** Start DATA SUPPLIED **

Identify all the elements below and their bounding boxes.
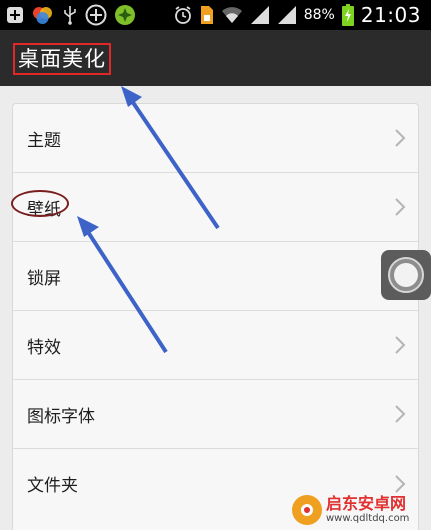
- overlap-circles-icon: [31, 5, 55, 25]
- status-bar-notifications: [6, 4, 136, 26]
- watermark-url: www.qdltdq.com: [326, 513, 410, 524]
- status-bar-system: 88% 21:03: [173, 3, 421, 27]
- list-item-wallpaper[interactable]: 壁纸: [13, 173, 418, 242]
- watermark-text: 启东安卓网 www.qdltdq.com: [326, 496, 409, 524]
- list-item-icon-font[interactable]: 图标字体: [13, 380, 418, 449]
- page-title: 桌面美化: [13, 43, 111, 75]
- status-bar: 88% 21:03: [0, 0, 431, 30]
- add-circle-icon: [85, 4, 107, 26]
- usb-icon: [62, 5, 78, 25]
- chevron-right-icon: [395, 198, 406, 216]
- watermark-title: 启东安卓网: [326, 494, 407, 513]
- list-item-label: 主题: [27, 130, 61, 151]
- sim-icon: [200, 5, 214, 25]
- alarm-icon: [173, 5, 193, 25]
- game-icon: [114, 4, 136, 26]
- chevron-right-icon: [395, 405, 406, 423]
- plus-icon: [6, 6, 24, 24]
- list-item-effects[interactable]: 特效: [13, 311, 418, 380]
- assistive-touch-button[interactable]: [381, 250, 431, 300]
- assistive-touch-ring: [388, 257, 424, 293]
- wifi-icon: [221, 6, 243, 24]
- list-item-label: 文件夹: [27, 476, 78, 496]
- list-item-label: 锁屏: [27, 268, 61, 289]
- list-item-label: 特效: [27, 337, 61, 358]
- highlight-ellipse: [11, 190, 69, 217]
- chevron-right-icon: [395, 336, 406, 354]
- watermark-logo-icon: [292, 495, 322, 525]
- watermark: 启东安卓网 www.qdltdq.com: [292, 490, 428, 530]
- battery-charging-icon: [341, 4, 354, 26]
- signal-icon: [250, 5, 270, 25]
- clock: 21:03: [360, 3, 421, 27]
- list-item-label: 图标字体: [27, 406, 95, 427]
- battery-percent: 88%: [303, 7, 335, 23]
- settings-list: 主题 壁纸 锁屏 特效 图标字体 文件夹: [12, 103, 419, 530]
- chevron-right-icon: [395, 129, 406, 147]
- list-item-lockscreen[interactable]: 锁屏: [13, 242, 418, 311]
- assistive-touch-core: [394, 263, 418, 287]
- list-item-theme[interactable]: 主题: [13, 104, 418, 173]
- signal-icon: [277, 5, 297, 25]
- title-bar: 桌面美化: [0, 30, 431, 86]
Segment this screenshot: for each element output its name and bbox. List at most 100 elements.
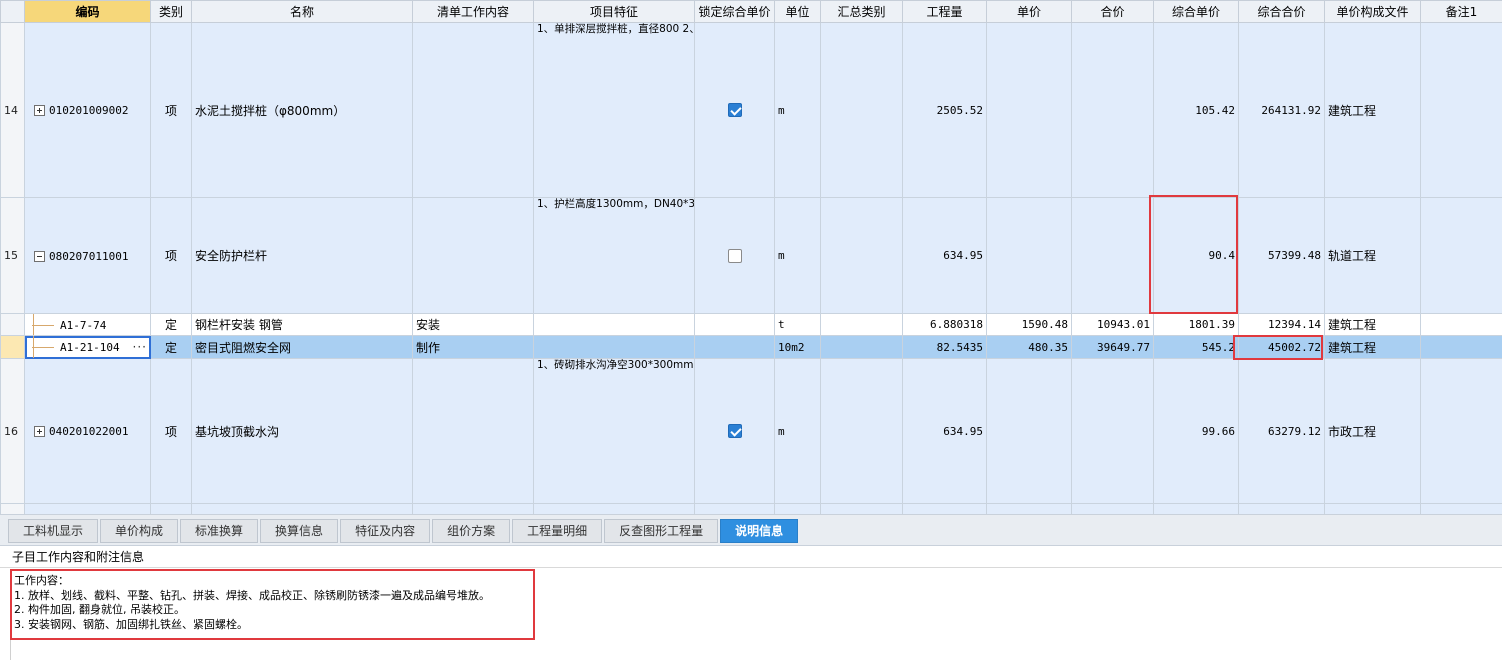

** End DATA SUPPLIED **

TASK INSTRUCTIONS: Format the lines as a Markdown table with two columns, Row and Line, numbering each row and omitting blank lines, starting at the line that contains "- overlap-circles-icon: [31, 5, 55, 25]" and ending at the last line. Leave the pictures out of the table.

REPLY TO THE EXERCISE:
| Row | Line |
|---|---|
| 1 | - overlap-circles-icon: [31, 5, 55, 25] |
| 2 | - status-bar-notifications: [6, 4, 136, 26] |
| 3 | - watermark-url: www.qdltdq.com: [326, 513, 410, 524] |
| 4 | - status-bar-system: 88% 21:03: [173, 3, 421, 27] |
| 5 | - list-item-wallpaper[interactable]: 壁纸: [13, 173, 418, 242] |
| 6 | - watermark-text: 启东安卓网 www.qdltdq.com: [326, 496, 409, 524] |
| 7 | - list-item-icon-font[interactable]: 图标字体: [13, 380, 418, 449] |
| 8 | - page-title: 桌面美化: [13, 43, 111, 75] |
| 9 | - status-bar: 88% 21:03: [0, 0, 431, 30] |
| 10 | - add-circle-icon: [85, 4, 107, 26] |
| 11 | - usb-icon: [62, 5, 78, 25] |
| 12 | - chevron-right-icon: [395, 198, 406, 216] |
| 13 | - watermark-title: 启东安卓网: [326, 494, 407, 513] |
| 14 | - list-item-label: 主题: [27, 130, 61, 151] |
| 15 | - sim-icon: [200, 5, 214, 25] |
| 16 | - alarm-icon: [173, 5, 193, 25] |
| 17 | - game-icon: [114, 4, 136, 26] |
| 18 | - chevron-right-icon: [395, 405, 406, 423] |
| 19 | - plus-icon: [6, 6, 24, 24] |
| 20 | - list-item-effects[interactable]: 特效: [13, 311, 418, 380] |
| 21 | - assistive-touch-button[interactable]: [381, 250, 431, 300] |
| 22 | - assistive-touch-ring: [388, 257, 424, 293] |
| 23 | - wifi-icon: [221, 6, 243, 24] |
| 24 | - list-item-label: 文件夹: [27, 476, 78, 496] |
| 25 | - list-item-label: 锁屏: [27, 268, 61, 289] |
| 26 | - list-item-label: 特效: [27, 337, 61, 358] |
| 27 | - highlight-ellipse: [11, 190, 69, 217] |
| 28 | - chevron-right-icon: [395, 336, 406, 354] |
| 29 | - watermark-logo-icon: [292, 495, 322, 525] |
| 30 | - watermark: 启东安卓网 www.qdltdq.com: [292, 490, 428, 530] |
| 31 | - battery-charging-icon: [341, 4, 354, 26] |
| 32 | - signal-icon: [250, 5, 270, 25] |
| 33 | - clock: 21:03: [360, 3, 421, 27] |
| 34 | - list-item-label: 图标字体: [27, 406, 95, 427] |
| 35 | - battery-percent: 88%: [303, 7, 335, 23] |
| 36 | - settings-list: 主题 壁纸 锁屏 特效 图标字体 文件夹: [12, 103, 419, 530] |
| 37 | - chevron-right-icon: [395, 129, 406, 147] |
| 38 | - list-item-lockscreen[interactable]: 锁屏: [13, 242, 418, 311] |
| 39 | - assistive-touch-core: [394, 263, 418, 287] |
| 40 | - list-item-theme[interactable]: 主题: [13, 104, 418, 173] |
| 41 | - signal-icon: [277, 5, 297, 25] |
| 42 | - title-bar: 桌面美化: [0, 30, 431, 86] |
| 43 | Segment this screenshot: for each element output its name and bbox. List at most 100 elements. |